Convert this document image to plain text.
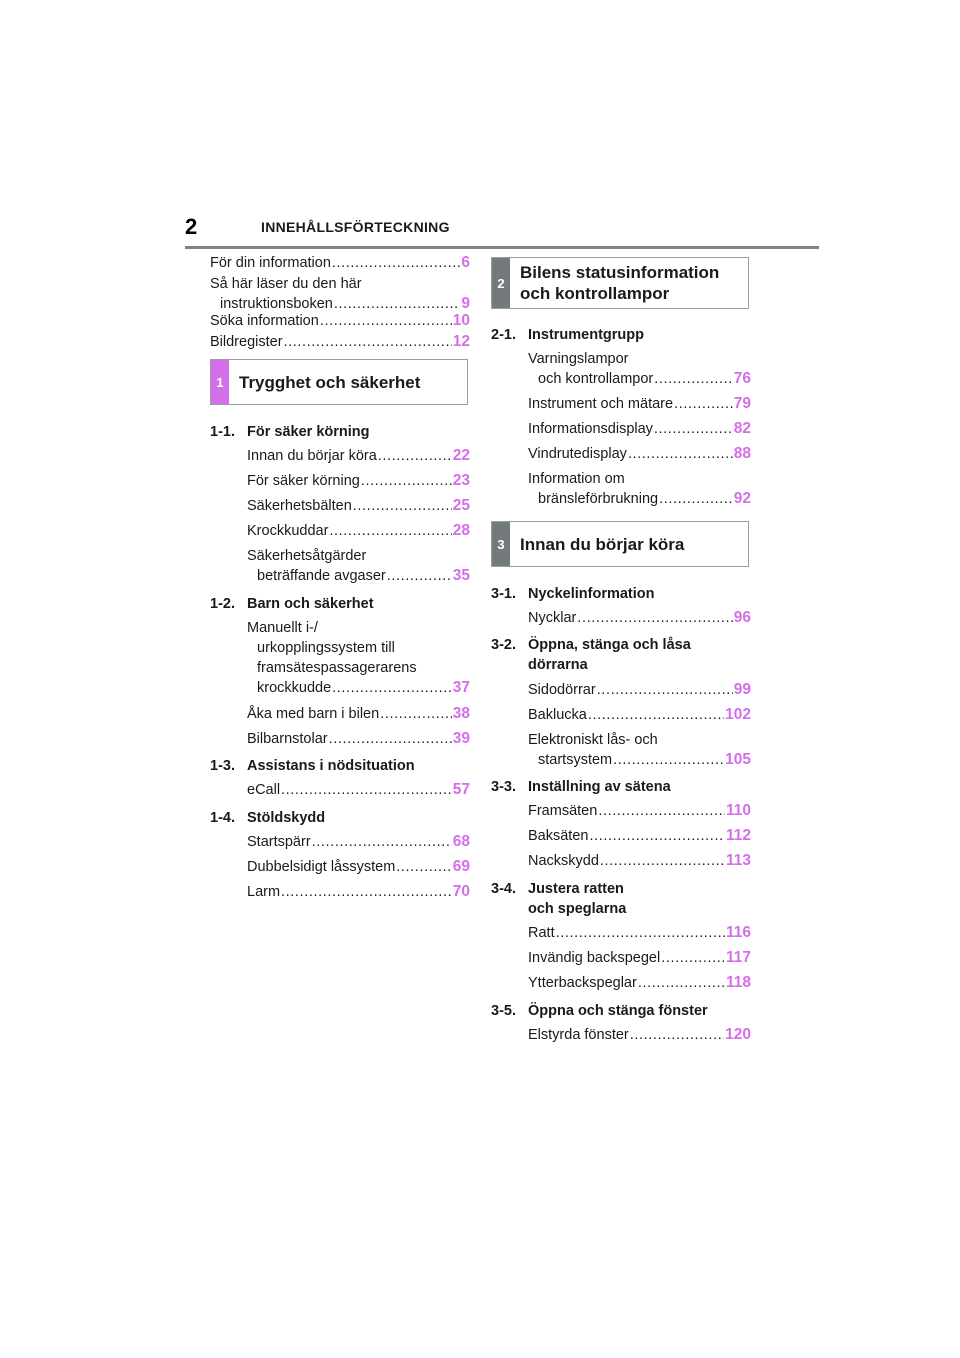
2	INNEHÅLLSFÖRTECKNING
För din information .....	6
Så här läser du den här
instruktionsboken .....	9
Söka information .....	10
Bildregister .....	12
1 Trygghet och säkerhet
1-1. För säker körning
Innan du börjar köra .....	22
För säker körning .....	23
Säkerhetsbälten .....	25
Krockkuddar .....	28
Säkerhetsåtgärder
beträffande avgaser .....	35
1-2. Barn och säkerhet
Manuellt i-/
urkopplingssystem till
framsätespassagerarens
krockkudde .....	37
Åka med barn i bilen .....	38
Bilbarnstolar .....	39
1-3. Assistans i nödsituation
eCall .....	57
1-4. Stöldskydd
Startspärr .....	68
Dubbelsidigt låssystem .....	69
Larm .....	70
2
Bilens statusinformation
och kontrollampor
2-1. Instrumentgrupp
Varningslampor
och kontrollampor .....	76
Instrument och mätare .....	79
Informationsdisplay .....	82
Vindrutedisplay .....	88
Information om
bränsleförbrukning .....	92
3 Innan du börjar köra
3-1. Nyckelinformation
Nycklar .....	96
3-2. Öppna, stänga och låsa
dörrarna
Sidodörrar .....	99
Baklucka .....	102
Elektroniskt lås- och
startsystem .....	105
3-3. Inställning av sätena
Framsäten .....	110
Baksäten .....	112
Nackskydd .....	113
3-4. Justera ratten
och speglarna
Ratt .....	116
Invändig backspegel .....	117
Ytterbackspeglar .....	118
3-5. Öppna och stänga fönster
Elstyrda fönster .....	120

——————

Using the listing above, gather each line that holds the string "stänga" and copy it.

3-2. Öppna, stänga och låsa
3-5. Öppna och stänga fönster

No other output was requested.